Segment Start: Excerpt to read

Viktor Sebelev

Personal information
- Full name: Viktor Yevgenyevich Sebelev
- Date of birth: 11 March 1972 (age 53)
- Place of birth: Grozny, Russian SFSR
- Height: 1.64 m (5 ft 4+1⁄2 in)
- Position(s): Forward/Midfielder

Senior career*
- Years: Team / Apps / (Gls)
- 1989–2003: FC Tom Tomsk / 374 / (79)
- 2003: FC Sodovik Sterlitamak / 16 / (8)
- 2004: FC Tom Tomsk / 12 / (0)
- 2004: FC Lukoil Chelyabinsk / 17 / (5)
- 2005: FC Chkalovets-1936 Novosibirsk / 28 / (1)
- 2006: FC Ryazan-Agrokomplekt Ryazan / 32 / (8)
- Total:  / 479 / (101)

Managerial career
- 2007–2008: FC Tom Tomsk (assistant)
- 2008–2011: FC Tom Tomsk (reserves)
- 2011–2013: FC Tom Tomsk (assistant)
- 2013–2014: FC Tom Tomsk (reserves)

Segment End: Excerpt to read

> _Work order 1_: Translate this line from the profile of Viktor Sebelev into Spanish: "Place of birth: Grozny, Russian SFSR".
> _Work order 2_: Continue the profile of Viktor Sebelev, starting after its final line.

Segment Start: Material provided

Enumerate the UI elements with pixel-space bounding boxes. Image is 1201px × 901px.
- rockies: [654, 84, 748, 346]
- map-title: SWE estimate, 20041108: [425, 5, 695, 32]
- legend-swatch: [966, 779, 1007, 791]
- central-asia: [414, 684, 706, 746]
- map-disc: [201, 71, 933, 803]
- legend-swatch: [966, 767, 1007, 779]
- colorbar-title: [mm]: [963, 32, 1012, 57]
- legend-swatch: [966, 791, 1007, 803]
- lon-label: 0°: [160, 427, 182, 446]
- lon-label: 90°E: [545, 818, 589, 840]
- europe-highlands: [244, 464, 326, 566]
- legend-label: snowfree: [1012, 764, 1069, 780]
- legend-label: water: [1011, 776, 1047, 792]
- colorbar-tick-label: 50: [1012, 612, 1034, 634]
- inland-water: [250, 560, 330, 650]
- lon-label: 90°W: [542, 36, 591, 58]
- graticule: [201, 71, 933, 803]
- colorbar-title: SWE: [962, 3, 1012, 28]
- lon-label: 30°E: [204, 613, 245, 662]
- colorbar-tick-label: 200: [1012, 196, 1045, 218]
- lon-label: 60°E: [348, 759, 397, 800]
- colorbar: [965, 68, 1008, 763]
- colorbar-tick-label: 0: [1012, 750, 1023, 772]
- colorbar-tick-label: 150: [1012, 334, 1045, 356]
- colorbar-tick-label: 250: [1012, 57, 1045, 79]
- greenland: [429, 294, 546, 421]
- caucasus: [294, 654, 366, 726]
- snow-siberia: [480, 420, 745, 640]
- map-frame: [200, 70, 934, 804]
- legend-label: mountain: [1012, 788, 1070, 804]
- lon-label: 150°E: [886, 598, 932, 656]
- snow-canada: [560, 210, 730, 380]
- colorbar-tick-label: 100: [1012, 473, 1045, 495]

Segment End: Material provided

> _Task output 1_: Lugar de nacimiento: Grozni, RSFS de Rusia

> _Task output 2_:
- 2014–2016: FC Tom-2 Tomsk
- 2016–2017: FC Tom Tomsk (U21)
- 2017–2018: FC Raspadskaya Mezhdurechensk
- 2020: FC Tom Tomsk (assistant)
- 2020: FC Tom Tomsk (caretaker)
- 2020–2021: FC Tom Tomsk (assistant)

= Viktor Sebelev =

Russian footballer and manager

Viktor Yevgenyevich Sebelev (Виктор Евгеньевич Себелев; born 11 March 1972) is a Russian football manager and a former player.

==Club career==
He played 10 seasons in the Russian Football National League for FC Tom Tomsk and FC Chkalovets-1936 Novosibirsk.